- [SELECTION]
= = = =

Why should we weep, when death is but a mask
Through which we know the face of life beyond? …

Why do we shrink so from ‘Eternity’?
We are in Eternity from Birth, not Death!
Eternity is not beyond the stars—
Some far Hereafter—it is Here, and Now! …




Massey's In Memoriam rebound in vellum and presented to
Massey by Lady Marian Alford.


    It is not known if Lady Alford agreed entirely with the Spiritualistic sentiments expressed in the poem, but she was ‘deeply obliged’ and held it in sufficient regard for her to present the author with a vellum bound inscribed copy emblazoned in colour with her Coat of Arms.[31]  While calling on Lady Alford at Ashridge, W. E. Gladstone was shown the poem, who then requested that the copy be sent to Queen Victoria.  The Queen wrote in reply, ‘The Queen returns the volume, having read and greatly admired the poem.  She would indeed be most pleased to possess a copy of it.’[32]  On 2 August Thomas Cooper wrote again to Thomas Chambers, making a probable reference to his privately printed volume, which had not been reviewed. ‘ Is Gerald Massey's new poem really out?  I never see any review of it, or any extract from it.  They will break his heart if they do not quote him & praise him.  He cannot live without praise, poor fellow …’[33]
 

Lady Marion Alford, c. 1870 - cdv signed Flli. D' Alessandri, Roma.


    Massey was now left with two children to bring up.  Although Christabel, the elder, was fourteen, and he employed a housekeeper, his lecture tours became a necessity for financial reasons, and these would require long periods away from home in the winter months.  In her autobiography Recollections of Fifty Years, the poetess and author Isabella Fyvie Mayo recounts that Massey offered his hand to the poetess Jean Ingelow.  But, as events transpired, on 2 January 1868 in St. Mary's Church, Paddington, he married Eva Byrn, who was one year younger than the late Rosina.  Eva, who had received a French education, was the daughter of Charles Byrn, an artist and ‘Professor of Dancing,’ in Cambridge Street, Paddington.  She appears to have made no notable impact on Massey's life, apart from providing a secure stable family environment, so sadly lacking during his marriage to Rosina.

    Since 1854 when he had tried to sustain Samuel Smiles' brief interest in commencing a London newspaper, Massey had hoped, despite his experiences in Edinburgh, that some similar venture would appear in which he could participate.  From literary acquaintances he heard that the poet and novelist George MacDonald might be favourably disposed to such a suggestion.  Writing to MacDonald, he mentioned his Shakespeare book, and then asked quite directly, ' Have you any thoughts of a Magazine of your own?  I have long had, tho' I have never sought to realise them.  Do you think there would be a chance of our working together with one? …'[34]  But this was another of Massey's optimistic hopes that never materialised.  A few years later from 1872-3, MacDonald became editor of Good Words for the Young, while Massey's plans had again changed direction.

    In June 1868, in honour of the marriage of John William Spencer's successor and brother, the Rt. Hon. Adelbert-Wellington Cust to Lady Adelaide Talbot, 3rd daughter of the 18th Earl of Shrewsbury, Massey composed a cycle of poems, Carmina Nuptialia, which he dedicated to Lady Marian Alford and the married couple, the new Earl and Countess Brownlow.  Again privately printed, the poems were mainly sentimental love lyrics, philosophically idealistic, with some religious and Spiritualistic overtones:


Now pray we.

= = = =

- [INPUT RECORDS]

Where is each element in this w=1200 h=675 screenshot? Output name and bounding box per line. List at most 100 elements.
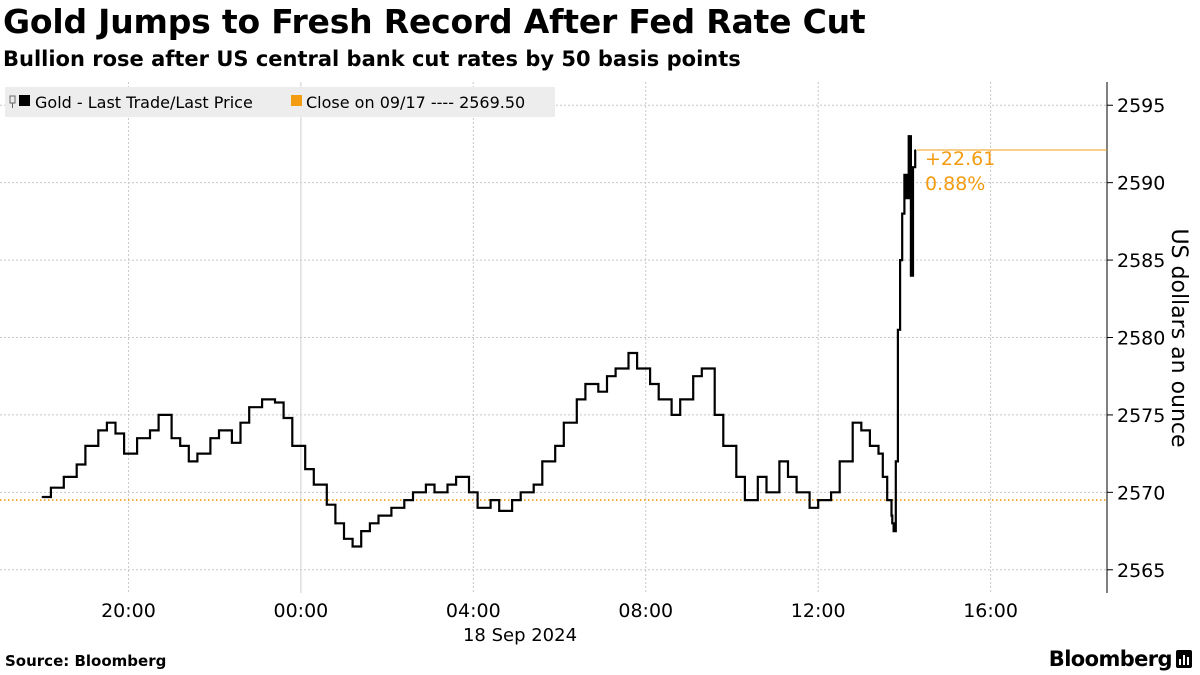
source-note: Source: Bloomberg [5, 652, 167, 670]
price-point [360, 530, 363, 532]
price-point [351, 545, 354, 548]
brand-name: Bloomberg [1048, 647, 1173, 671]
price-point [106, 421, 108, 424]
x-tick-label: 08:00 [618, 600, 673, 622]
price-point [554, 445, 557, 447]
price-point [563, 421, 565, 424]
price-point [291, 445, 294, 447]
price-point [838, 460, 841, 463]
change-percent-label: 0.88% [925, 173, 985, 195]
price-point [313, 483, 315, 486]
price-point [62, 476, 65, 478]
price-point [692, 375, 694, 378]
price-point [877, 452, 880, 455]
price-point [901, 212, 904, 215]
price-point [75, 463, 78, 466]
price-point [114, 432, 117, 435]
price-point [891, 522, 894, 525]
price-point [830, 491, 832, 494]
price-point [614, 367, 617, 370]
price-point [679, 398, 682, 401]
price-point [136, 437, 138, 439]
x-date-label: 18 Sep 2024 [463, 625, 577, 646]
y-tick-label: 2585 [1117, 250, 1165, 272]
brand-logo: Bloomberg [1049, 647, 1192, 671]
price-point [894, 460, 897, 463]
price-point [231, 441, 233, 444]
price-point [713, 414, 716, 416]
y-tick-label: 2580 [1117, 328, 1165, 350]
price-point [584, 383, 587, 385]
price-point [817, 499, 819, 501]
price-point [489, 499, 492, 501]
gold-price-line [42, 135, 917, 548]
price-point [860, 429, 863, 432]
price-point [218, 429, 220, 432]
price-point [149, 429, 151, 432]
legend-box [5, 87, 555, 117]
price-point [722, 445, 725, 447]
y-tick-label: 2590 [1117, 173, 1165, 195]
y-axis-title: US dollars an ounce [1166, 228, 1191, 447]
price-point [627, 352, 630, 354]
y-tick-label: 2575 [1117, 405, 1165, 427]
price-point [649, 383, 651, 385]
price-point [606, 375, 608, 378]
price-point [455, 476, 457, 478]
price-point [412, 491, 414, 494]
price-point [468, 491, 470, 494]
price-point [41, 496, 44, 498]
y-tick-label: 2570 [1117, 482, 1165, 504]
x-tick-label: 00:00 [274, 600, 329, 622]
price-point [325, 503, 328, 506]
price-point [892, 530, 895, 532]
price-point [851, 421, 854, 424]
price-point [170, 437, 173, 439]
y-tick-label: 2565 [1117, 560, 1165, 582]
price-point [886, 499, 888, 501]
chart-subtitle: Bullion rose after US central bank cut r… [3, 47, 741, 71]
price-point [179, 445, 181, 447]
price-point [912, 166, 914, 168]
price-point [910, 274, 912, 277]
bar-chart-icon [1176, 650, 1192, 668]
x-tick-label: 04:00 [446, 600, 501, 622]
x-tick-label: 20:00 [101, 600, 156, 622]
price-point [597, 390, 600, 393]
price-point [446, 483, 449, 486]
price-point [882, 476, 884, 478]
price-point [84, 445, 87, 447]
price-point [433, 491, 436, 494]
price-point [670, 414, 673, 416]
price-point [899, 259, 901, 261]
price-point [787, 476, 789, 478]
legend-label-close: Close on 09/17 ---- 2569.50 [306, 93, 525, 112]
price-point [239, 421, 242, 424]
price-point [209, 437, 212, 439]
legend-label-gold: Gold - Last Trade/Last Price [35, 93, 253, 112]
price-point [511, 499, 513, 501]
price-point [541, 460, 544, 463]
price-point [735, 476, 738, 478]
price-point [476, 507, 479, 509]
price-point [700, 367, 703, 370]
price-point [196, 452, 199, 455]
price-point [425, 483, 427, 486]
price-point [390, 507, 393, 509]
price-point [188, 460, 190, 463]
price-point [123, 452, 125, 455]
price-point [914, 149, 916, 151]
price-point [869, 445, 871, 447]
price-point [657, 398, 660, 401]
price-point [377, 514, 380, 517]
price-point [343, 538, 345, 540]
y-tick-label: 2595 [1117, 95, 1165, 117]
price-point [282, 417, 285, 419]
price-point [157, 414, 160, 416]
x-tick-label: 12:00 [791, 600, 846, 622]
price-point [757, 476, 759, 478]
price-point [907, 135, 910, 137]
price-point [97, 429, 100, 432]
price-point [765, 491, 768, 494]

= = = =

- [TASKS TO CARRY OUT]
**1)** Using the passage on Gerald Massey, answer briefly:
(a) Whom did Massey marry on 2 January 1868, and in which church?
(b) Which publication did George MacDonald edit from 1872-3?
(c) To whom did Massey dedicate Carmina Nuptialia?
**2)** In the records, quote everything from the line that contains "source-note: Source: Bloomberg" down to the line that contains "y-tick-label: 2565 [1117, 560, 1165, 582]", both lines included.
The passage on Gerald Massey and the records were drawn from separate, unrelated sources.

- [ANSWERS TO THE PROBLEMS]
**1)**
(a) Eva Byrn, in St. Mary's Church, Paddington.
(b) Good Words for the Young.
(c) Lady Marian Alford and the married couple, the new Earl and Countess Brownlow.

**2)**
source-note: Source: Bloomberg [5, 652, 167, 670]
price-point [360, 530, 363, 532]
price-point [351, 545, 354, 548]
brand-name: Bloomberg [1048, 647, 1173, 671]
price-point [106, 421, 108, 424]
x-tick-label: 08:00 [618, 600, 673, 622]
price-point [554, 445, 557, 447]
price-point [563, 421, 565, 424]
price-point [291, 445, 294, 447]
price-point [838, 460, 841, 463]
change-percent-label: 0.88% [925, 173, 985, 195]
price-point [313, 483, 315, 486]
price-point [62, 476, 65, 478]
price-point [692, 375, 694, 378]
price-point [877, 452, 880, 455]
price-point [901, 212, 904, 215]
price-point [75, 463, 78, 466]
price-point [114, 432, 117, 435]
price-point [891, 522, 894, 525]
price-point [830, 491, 832, 494]
price-point [614, 367, 617, 370]
price-point [679, 398, 682, 401]
price-point [136, 437, 138, 439]
x-date-label: 18 Sep 2024 [463, 625, 577, 646]
y-tick-label: 2585 [1117, 250, 1165, 272]
brand-logo: Bloomberg [1049, 647, 1192, 671]
price-point [894, 460, 897, 463]
price-point [231, 441, 233, 444]
price-point [713, 414, 716, 416]
y-tick-label: 2580 [1117, 328, 1165, 350]
price-point [584, 383, 587, 385]
price-point [817, 499, 819, 501]
price-point [489, 499, 492, 501]
gold-price-line [42, 135, 917, 548]
price-point [860, 429, 863, 432]
price-point [218, 429, 220, 432]
price-point [149, 429, 151, 432]
legend-box [5, 87, 555, 117]
price-point [722, 445, 725, 447]
y-tick-label: 2590 [1117, 173, 1165, 195]
y-axis-title: US dollars an ounce [1166, 228, 1191, 447]
price-point [627, 352, 630, 354]
y-tick-label: 2575 [1117, 405, 1165, 427]
price-point [649, 383, 651, 385]
price-point [606, 375, 608, 378]
price-point [455, 476, 457, 478]
price-point [412, 491, 414, 494]
price-point [468, 491, 470, 494]
price-point [41, 496, 44, 498]
y-tick-label: 2570 [1117, 482, 1165, 504]
x-tick-label: 00:00 [274, 600, 329, 622]
price-point [325, 503, 328, 506]
price-point [892, 530, 895, 532]
price-point [851, 421, 854, 424]
price-point [170, 437, 173, 439]
y-tick-label: 2565 [1117, 560, 1165, 582]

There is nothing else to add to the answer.